While doctors most often receive information about new drugs from their professional societies and pharmaceutical representatives, every now and then, we get blind-sided. Such was the case recently with an oral drug I would soon learn was called Vitrakvi.
In the same day, one patient I was seeing and a couple of others via phone asked if I was aware of a new drug that was curing cancer. They had seen a report on the nightly news. While they could not recall the name of the drug or the specifics of what cancers were benefitted, I clearly had an assignment to learn more.
Turns out, the drug is larotrectinib (brand name Vitrakvi). Medically speaking, it inhibits a specific tyrosine kinase (an enzyme) signal that makes a normal cell act like a cancer cell. The specific tyrosine kinase is encoded by DNA at a gene locus known as NTRK. In some cancers, this gene is mutated.
Unfortunately, in the more common cancer subtypes, this gene is not mutated; therefore, the drug is ineffective. However, the mutation has been found—and the drug shown effective—in cancers of the salivary and thyroid glands, some lung cancers and some sarcomas.

• DATA RECORDS:
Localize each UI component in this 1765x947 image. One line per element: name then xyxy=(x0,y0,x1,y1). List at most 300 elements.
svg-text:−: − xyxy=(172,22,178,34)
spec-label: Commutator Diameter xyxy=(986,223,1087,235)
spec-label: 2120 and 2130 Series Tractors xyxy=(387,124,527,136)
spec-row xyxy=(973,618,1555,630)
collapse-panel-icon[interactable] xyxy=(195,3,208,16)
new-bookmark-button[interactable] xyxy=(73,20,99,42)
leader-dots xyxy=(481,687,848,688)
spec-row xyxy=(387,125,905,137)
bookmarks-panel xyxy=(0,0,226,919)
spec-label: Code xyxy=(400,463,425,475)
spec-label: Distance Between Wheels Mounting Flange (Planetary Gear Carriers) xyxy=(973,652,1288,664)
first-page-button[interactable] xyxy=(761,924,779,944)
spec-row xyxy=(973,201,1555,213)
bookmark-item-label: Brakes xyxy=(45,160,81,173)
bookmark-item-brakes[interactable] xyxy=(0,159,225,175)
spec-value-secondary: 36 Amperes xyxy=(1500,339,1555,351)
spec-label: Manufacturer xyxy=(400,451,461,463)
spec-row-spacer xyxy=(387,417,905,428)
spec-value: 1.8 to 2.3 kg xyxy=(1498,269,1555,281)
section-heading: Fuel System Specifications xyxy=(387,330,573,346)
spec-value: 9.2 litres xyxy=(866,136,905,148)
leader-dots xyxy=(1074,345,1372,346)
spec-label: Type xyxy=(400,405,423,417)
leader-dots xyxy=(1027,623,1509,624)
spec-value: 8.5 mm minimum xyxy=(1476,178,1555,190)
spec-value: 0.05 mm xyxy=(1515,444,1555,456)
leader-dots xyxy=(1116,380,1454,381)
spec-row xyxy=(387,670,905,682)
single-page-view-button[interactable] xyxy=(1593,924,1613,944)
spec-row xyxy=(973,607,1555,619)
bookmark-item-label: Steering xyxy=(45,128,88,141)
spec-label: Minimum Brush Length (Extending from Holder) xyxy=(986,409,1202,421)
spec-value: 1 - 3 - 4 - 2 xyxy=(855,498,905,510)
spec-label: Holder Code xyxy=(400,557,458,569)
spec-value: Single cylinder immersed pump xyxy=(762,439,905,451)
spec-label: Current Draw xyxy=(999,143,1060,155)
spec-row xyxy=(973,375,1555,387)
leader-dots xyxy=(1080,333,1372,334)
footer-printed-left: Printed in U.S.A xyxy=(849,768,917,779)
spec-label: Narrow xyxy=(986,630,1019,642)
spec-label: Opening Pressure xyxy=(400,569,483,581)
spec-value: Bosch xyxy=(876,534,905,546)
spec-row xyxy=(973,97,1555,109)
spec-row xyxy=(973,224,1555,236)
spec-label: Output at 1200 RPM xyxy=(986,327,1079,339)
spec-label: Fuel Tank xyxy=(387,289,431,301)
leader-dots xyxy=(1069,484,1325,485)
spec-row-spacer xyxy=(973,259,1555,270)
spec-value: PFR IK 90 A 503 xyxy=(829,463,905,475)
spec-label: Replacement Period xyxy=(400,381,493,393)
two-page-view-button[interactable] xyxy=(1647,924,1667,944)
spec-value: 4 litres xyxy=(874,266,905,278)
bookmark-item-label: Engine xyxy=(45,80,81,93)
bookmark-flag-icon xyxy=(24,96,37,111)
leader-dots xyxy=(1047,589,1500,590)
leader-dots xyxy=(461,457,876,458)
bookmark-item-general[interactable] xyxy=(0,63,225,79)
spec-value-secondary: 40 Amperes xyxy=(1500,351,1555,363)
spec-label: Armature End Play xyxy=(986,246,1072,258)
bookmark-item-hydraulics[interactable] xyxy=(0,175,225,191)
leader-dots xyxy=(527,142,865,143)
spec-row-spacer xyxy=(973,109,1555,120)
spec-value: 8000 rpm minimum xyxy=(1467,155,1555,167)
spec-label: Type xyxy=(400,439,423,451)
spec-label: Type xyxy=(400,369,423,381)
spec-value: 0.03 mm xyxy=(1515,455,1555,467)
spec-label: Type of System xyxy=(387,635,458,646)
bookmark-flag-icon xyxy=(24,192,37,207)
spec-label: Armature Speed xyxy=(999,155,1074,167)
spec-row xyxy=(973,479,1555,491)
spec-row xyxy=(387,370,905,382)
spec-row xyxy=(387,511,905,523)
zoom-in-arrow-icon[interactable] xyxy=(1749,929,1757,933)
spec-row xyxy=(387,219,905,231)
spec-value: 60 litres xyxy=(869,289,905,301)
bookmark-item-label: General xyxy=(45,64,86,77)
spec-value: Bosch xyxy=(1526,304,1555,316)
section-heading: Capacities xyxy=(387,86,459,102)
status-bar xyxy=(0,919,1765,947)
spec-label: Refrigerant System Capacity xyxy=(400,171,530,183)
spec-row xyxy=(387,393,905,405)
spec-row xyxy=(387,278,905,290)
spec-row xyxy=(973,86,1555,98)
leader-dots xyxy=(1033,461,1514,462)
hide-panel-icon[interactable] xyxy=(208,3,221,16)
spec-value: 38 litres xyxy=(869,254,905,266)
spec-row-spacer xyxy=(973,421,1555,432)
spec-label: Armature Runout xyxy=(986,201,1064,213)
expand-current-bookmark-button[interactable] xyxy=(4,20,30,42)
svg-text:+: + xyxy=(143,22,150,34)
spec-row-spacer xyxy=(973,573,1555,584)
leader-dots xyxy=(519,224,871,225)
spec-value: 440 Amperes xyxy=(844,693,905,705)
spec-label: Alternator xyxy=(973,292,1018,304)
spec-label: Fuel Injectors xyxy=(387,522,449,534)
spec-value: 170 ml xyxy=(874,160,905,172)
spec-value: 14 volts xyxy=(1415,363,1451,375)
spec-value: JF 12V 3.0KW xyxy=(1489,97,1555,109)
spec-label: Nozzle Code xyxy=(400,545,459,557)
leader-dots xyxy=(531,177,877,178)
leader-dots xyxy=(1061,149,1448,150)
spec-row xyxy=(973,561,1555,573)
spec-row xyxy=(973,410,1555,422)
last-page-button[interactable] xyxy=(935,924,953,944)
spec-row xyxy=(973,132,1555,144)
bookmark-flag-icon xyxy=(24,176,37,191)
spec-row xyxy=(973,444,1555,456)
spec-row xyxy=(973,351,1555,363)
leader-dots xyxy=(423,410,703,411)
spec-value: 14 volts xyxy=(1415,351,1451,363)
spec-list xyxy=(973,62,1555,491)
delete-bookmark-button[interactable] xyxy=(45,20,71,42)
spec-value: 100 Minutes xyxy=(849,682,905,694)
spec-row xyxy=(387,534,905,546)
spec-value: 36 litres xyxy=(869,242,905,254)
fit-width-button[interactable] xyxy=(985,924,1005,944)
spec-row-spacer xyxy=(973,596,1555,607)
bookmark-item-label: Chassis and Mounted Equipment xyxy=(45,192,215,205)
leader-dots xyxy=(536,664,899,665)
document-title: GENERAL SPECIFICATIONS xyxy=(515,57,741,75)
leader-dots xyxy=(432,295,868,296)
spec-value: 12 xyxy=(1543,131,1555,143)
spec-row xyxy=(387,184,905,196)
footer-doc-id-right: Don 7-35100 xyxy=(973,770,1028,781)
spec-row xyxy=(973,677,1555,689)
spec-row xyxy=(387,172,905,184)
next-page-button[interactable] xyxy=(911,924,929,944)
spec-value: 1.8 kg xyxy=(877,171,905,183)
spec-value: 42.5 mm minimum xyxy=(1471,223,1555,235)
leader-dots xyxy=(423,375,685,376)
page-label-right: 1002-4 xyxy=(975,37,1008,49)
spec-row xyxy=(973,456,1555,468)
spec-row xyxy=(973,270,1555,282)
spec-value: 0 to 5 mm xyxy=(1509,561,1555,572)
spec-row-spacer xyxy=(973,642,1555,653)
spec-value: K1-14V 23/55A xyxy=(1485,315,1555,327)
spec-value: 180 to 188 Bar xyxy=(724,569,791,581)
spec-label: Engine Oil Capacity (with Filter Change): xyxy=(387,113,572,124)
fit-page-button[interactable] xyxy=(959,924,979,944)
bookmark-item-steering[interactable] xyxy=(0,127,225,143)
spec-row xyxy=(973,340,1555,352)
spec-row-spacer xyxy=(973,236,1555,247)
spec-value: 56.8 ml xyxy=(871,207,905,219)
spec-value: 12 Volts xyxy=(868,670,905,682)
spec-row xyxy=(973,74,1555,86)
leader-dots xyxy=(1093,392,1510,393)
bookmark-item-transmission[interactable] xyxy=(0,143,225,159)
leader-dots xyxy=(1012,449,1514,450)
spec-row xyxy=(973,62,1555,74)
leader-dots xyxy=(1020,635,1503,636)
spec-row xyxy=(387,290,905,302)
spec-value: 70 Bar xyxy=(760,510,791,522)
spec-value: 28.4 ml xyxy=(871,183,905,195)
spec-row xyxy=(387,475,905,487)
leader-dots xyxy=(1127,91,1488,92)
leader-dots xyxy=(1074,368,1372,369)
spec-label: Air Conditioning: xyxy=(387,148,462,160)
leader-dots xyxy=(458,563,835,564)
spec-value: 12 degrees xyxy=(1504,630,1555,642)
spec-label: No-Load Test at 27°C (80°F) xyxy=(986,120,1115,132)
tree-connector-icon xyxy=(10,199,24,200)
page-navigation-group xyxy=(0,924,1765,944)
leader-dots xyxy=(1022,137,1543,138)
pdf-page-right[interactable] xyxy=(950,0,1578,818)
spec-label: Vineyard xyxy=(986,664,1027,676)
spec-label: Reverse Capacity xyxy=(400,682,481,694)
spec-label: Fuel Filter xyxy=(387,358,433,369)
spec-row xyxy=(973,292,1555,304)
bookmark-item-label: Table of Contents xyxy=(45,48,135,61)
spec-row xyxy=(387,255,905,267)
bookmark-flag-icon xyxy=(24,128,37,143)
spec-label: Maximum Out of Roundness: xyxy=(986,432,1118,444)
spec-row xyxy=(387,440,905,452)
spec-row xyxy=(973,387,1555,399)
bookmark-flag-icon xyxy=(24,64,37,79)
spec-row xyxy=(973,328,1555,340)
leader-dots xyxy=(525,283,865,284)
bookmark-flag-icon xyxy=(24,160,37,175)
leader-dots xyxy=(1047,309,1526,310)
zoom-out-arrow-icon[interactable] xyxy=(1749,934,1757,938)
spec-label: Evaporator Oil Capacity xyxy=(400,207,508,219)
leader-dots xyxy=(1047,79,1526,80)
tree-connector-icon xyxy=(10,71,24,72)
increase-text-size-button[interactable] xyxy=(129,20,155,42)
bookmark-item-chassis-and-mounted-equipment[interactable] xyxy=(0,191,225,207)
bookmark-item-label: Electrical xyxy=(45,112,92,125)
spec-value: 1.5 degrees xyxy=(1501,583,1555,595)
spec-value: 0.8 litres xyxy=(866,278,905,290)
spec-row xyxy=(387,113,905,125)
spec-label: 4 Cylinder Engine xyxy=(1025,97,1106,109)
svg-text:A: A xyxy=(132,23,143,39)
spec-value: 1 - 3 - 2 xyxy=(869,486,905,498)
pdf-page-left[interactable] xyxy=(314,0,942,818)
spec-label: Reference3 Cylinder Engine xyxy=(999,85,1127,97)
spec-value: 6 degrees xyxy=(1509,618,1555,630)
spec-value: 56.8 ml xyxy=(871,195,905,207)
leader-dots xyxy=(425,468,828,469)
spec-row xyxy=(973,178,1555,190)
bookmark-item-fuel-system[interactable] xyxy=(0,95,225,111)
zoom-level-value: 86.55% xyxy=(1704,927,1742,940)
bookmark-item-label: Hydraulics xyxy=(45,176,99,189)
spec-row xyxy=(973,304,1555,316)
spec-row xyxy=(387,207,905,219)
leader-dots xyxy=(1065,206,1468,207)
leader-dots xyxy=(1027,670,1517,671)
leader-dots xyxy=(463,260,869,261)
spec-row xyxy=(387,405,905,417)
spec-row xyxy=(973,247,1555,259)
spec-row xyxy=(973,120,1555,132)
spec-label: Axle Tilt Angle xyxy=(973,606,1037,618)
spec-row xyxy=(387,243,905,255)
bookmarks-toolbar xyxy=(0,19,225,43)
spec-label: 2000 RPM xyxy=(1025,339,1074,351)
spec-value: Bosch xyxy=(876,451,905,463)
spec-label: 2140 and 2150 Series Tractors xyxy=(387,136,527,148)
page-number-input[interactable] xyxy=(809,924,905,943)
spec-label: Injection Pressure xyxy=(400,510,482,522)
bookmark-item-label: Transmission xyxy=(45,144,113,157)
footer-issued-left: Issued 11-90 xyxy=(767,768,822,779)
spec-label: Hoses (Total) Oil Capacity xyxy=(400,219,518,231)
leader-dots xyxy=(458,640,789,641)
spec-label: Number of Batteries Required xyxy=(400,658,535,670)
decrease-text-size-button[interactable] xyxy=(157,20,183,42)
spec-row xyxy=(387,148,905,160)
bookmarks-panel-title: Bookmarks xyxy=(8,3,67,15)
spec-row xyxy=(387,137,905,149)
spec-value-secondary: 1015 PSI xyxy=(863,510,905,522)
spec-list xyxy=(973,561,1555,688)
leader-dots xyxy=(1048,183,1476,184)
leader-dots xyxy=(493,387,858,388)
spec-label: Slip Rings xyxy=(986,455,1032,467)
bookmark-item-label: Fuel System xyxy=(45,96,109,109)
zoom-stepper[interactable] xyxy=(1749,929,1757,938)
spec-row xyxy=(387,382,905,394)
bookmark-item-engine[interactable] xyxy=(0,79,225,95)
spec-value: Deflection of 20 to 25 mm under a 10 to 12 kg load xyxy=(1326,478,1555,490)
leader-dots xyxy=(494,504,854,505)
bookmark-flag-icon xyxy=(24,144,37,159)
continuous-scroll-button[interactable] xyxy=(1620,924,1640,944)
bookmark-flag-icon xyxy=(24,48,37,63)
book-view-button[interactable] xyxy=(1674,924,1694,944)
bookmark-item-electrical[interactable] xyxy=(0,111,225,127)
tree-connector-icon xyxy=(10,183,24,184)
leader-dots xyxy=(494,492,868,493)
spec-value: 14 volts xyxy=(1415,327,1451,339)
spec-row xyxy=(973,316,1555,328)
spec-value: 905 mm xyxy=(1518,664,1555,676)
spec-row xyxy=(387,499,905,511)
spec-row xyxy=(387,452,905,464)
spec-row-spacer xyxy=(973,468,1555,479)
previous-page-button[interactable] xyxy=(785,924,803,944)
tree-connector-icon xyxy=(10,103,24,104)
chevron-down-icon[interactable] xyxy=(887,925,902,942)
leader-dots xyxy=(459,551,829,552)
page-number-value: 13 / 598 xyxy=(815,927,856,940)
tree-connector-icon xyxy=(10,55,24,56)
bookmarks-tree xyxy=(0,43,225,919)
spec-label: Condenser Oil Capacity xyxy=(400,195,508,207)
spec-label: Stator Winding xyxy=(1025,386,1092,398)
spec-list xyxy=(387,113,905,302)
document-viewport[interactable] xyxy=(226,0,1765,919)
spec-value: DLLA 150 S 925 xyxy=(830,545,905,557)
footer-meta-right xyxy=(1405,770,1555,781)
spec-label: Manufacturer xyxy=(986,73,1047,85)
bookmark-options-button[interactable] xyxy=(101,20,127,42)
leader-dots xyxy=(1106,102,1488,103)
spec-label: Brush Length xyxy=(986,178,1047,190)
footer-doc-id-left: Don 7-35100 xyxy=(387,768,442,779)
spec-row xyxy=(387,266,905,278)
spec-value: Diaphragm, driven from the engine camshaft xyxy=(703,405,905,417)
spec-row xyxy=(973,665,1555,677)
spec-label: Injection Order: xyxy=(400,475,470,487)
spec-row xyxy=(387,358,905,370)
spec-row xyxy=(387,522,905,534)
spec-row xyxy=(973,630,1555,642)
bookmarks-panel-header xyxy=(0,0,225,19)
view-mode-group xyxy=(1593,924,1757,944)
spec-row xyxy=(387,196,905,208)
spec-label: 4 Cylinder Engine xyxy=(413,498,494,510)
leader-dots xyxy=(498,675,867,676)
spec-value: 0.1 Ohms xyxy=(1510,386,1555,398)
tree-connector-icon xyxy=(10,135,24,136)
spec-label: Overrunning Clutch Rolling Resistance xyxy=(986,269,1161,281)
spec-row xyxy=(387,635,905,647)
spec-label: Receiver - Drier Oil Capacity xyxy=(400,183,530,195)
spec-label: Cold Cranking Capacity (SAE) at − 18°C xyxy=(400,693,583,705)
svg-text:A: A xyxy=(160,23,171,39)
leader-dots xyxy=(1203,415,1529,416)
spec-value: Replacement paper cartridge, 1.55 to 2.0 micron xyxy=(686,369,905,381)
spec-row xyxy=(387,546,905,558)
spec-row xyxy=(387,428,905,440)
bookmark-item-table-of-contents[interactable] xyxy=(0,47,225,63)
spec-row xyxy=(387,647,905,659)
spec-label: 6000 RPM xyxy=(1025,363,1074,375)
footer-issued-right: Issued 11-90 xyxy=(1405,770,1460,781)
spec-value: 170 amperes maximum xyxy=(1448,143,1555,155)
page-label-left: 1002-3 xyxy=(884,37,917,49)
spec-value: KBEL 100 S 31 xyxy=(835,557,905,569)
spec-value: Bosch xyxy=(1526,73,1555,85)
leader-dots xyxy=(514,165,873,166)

• TO DO:
**A.** From the Vitrakvi passage, list every type of cancer in which it says the NTRK mutation has been found and the drug has been shown effective.
**B.** Return the portion of the Vitrakvi passage starting with "Turns out, the" and going on through "and some sarcomas.", copied character for character.
**C.** Supply the next part of the Vitrakvi passage, picking up after its final sentence.

• PER-TASK ANSWERS:
**A.**
- Cancers of the salivary glands
- Cancers of the thyroid glands
- Some lung cancers
- Some sarcomas

**B.**
Turns out, the drug is larotrectinib (brand name Vitrakvi). Medically speaking, it inhibits a specific tyrosine kinase (an enzyme) signal that makes a normal cell act like a cancer cell. The specific tyrosine kinase is encoded by DNA at a gene locus known as NTRK. In some cancers, this gene is mutated.
Unfortunately, in the more common cancer subtypes, this gene is not mutated; therefore, the drug is ineffective. However, the mutation has been found—and the drug shown effective—in cancers of the salivary and thyroid glands, some lung cancers and some sarcomas.

**C.**
More and more frequently, cancer specialists are sending cancer tissue for mutation analysis by what is known as Next Generation Sequencing. In this way, these specialists determine mutations present in the cancer cells, including some deemed to be “driver” mutations, which can be targeted by drugs such as larotrectinib. This new drug is only the second therapy approved by the FDA for biomarker-positive patients across all solid tumor types.
The drug and its treatment were approved via an accelerated approval based on overall response rate and duration. Continued approval for its indication (namely, treatment of tumors with NRTK gene mutation) is contingent on verification of benefit in confirmatory trials.
Of course, while not emphasized in the news report, the drug has side effects including fatigue, nausea and other GI complaints, dizziness, and liver and nerve toxicity. I have not been able to find an accurate quote as to the cost, but it likely may produce financial toxicity as well!
In summary, this new drug can help patients who have a cancer bearing a specific gene mutation. I am ecstatic to have it, and although it is unlikely to help a large number of patients, I hope it proves to be a wonderful therapy for those with this specific gene mutation.